> **Work instructions**: Find the lines that hold the word "sweet" and return them.

> **Information provided**:
···
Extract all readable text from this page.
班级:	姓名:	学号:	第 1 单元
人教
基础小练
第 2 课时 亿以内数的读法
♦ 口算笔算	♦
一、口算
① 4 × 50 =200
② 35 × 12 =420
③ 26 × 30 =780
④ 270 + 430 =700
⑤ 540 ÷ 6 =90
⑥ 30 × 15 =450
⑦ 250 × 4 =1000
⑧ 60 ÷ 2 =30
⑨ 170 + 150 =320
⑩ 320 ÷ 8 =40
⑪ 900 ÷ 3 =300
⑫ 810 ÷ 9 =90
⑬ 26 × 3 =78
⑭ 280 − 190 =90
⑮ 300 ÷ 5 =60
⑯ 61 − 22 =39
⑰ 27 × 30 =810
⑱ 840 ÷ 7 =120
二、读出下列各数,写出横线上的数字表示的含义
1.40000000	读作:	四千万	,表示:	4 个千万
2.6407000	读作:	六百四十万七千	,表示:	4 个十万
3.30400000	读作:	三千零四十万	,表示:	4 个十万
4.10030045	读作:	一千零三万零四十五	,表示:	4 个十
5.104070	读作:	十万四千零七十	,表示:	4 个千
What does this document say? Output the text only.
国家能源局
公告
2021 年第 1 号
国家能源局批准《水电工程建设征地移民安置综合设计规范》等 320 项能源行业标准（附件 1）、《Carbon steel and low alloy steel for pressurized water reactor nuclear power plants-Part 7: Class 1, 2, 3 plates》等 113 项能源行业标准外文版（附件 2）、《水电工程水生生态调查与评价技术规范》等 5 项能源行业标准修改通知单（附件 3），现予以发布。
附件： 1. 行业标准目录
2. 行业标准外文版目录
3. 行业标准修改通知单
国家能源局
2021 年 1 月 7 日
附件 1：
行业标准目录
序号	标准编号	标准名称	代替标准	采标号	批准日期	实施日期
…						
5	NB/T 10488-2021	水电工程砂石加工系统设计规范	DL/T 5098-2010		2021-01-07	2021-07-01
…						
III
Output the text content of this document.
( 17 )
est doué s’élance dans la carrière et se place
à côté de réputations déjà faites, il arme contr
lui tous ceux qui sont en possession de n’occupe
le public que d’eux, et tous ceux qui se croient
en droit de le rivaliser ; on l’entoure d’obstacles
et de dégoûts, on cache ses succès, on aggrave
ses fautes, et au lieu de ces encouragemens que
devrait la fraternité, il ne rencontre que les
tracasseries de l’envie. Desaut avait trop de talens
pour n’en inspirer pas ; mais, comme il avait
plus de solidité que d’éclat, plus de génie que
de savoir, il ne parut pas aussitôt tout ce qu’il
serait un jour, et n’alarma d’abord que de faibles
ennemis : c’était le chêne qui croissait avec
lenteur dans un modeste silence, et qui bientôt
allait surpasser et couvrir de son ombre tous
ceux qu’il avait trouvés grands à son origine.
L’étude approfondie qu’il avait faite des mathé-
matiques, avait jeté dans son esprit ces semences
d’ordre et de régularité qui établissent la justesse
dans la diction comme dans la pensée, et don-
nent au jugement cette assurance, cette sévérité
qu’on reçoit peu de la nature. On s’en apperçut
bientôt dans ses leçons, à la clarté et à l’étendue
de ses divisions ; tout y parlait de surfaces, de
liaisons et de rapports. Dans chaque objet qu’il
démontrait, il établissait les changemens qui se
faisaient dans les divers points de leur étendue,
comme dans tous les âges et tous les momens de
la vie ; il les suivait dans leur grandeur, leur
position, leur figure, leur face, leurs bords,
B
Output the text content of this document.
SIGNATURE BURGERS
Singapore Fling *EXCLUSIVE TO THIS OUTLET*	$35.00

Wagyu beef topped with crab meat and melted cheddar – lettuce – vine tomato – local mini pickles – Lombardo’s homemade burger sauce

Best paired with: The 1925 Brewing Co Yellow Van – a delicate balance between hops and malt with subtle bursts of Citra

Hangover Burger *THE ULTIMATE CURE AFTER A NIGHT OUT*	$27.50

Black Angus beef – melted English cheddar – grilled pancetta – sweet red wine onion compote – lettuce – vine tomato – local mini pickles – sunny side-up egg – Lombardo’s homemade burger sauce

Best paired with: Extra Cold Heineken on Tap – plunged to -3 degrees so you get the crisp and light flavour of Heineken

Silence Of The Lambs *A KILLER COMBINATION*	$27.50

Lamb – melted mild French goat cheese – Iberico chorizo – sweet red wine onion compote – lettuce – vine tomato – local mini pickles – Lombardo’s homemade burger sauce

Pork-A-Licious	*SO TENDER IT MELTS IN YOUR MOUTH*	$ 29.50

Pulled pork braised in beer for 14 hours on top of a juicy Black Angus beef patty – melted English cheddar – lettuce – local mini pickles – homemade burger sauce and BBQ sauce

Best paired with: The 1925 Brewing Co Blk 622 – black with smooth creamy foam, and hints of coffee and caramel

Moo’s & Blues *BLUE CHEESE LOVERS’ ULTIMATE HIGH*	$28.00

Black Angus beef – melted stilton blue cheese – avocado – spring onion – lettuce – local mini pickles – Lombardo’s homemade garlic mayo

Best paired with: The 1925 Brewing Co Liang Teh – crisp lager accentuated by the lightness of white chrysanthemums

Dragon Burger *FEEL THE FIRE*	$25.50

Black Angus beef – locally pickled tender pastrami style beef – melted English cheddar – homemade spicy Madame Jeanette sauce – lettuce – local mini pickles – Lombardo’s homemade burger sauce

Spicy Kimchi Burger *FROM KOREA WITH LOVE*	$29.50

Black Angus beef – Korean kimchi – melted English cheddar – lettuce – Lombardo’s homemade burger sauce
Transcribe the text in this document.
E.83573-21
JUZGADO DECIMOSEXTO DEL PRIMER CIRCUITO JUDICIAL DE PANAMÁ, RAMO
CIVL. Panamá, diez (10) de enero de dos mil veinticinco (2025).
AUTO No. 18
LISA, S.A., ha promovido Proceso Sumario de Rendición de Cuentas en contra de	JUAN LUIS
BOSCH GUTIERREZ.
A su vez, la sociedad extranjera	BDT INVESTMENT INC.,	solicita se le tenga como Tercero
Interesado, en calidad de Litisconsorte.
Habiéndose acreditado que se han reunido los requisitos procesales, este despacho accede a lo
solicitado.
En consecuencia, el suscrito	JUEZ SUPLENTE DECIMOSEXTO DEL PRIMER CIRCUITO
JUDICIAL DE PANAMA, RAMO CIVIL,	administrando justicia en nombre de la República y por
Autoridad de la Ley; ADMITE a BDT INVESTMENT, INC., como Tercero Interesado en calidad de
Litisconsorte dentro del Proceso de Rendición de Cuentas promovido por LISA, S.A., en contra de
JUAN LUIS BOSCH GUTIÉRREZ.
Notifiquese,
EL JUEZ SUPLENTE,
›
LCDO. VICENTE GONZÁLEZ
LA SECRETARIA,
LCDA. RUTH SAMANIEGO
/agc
···
> **Written response**:
Black Angus beef – melted English cheddar – grilled pancetta – sweet red wine onion compote – lettuce – vine tomato – local mini pickles – sunny side-up egg – Lombardo’s homemade burger sauce
Lamb – melted mild French goat cheese – Iberico chorizo – sweet red wine onion compote – lettuce – vine tomato – local mini pickles – Lombardo’s homemade burger sauce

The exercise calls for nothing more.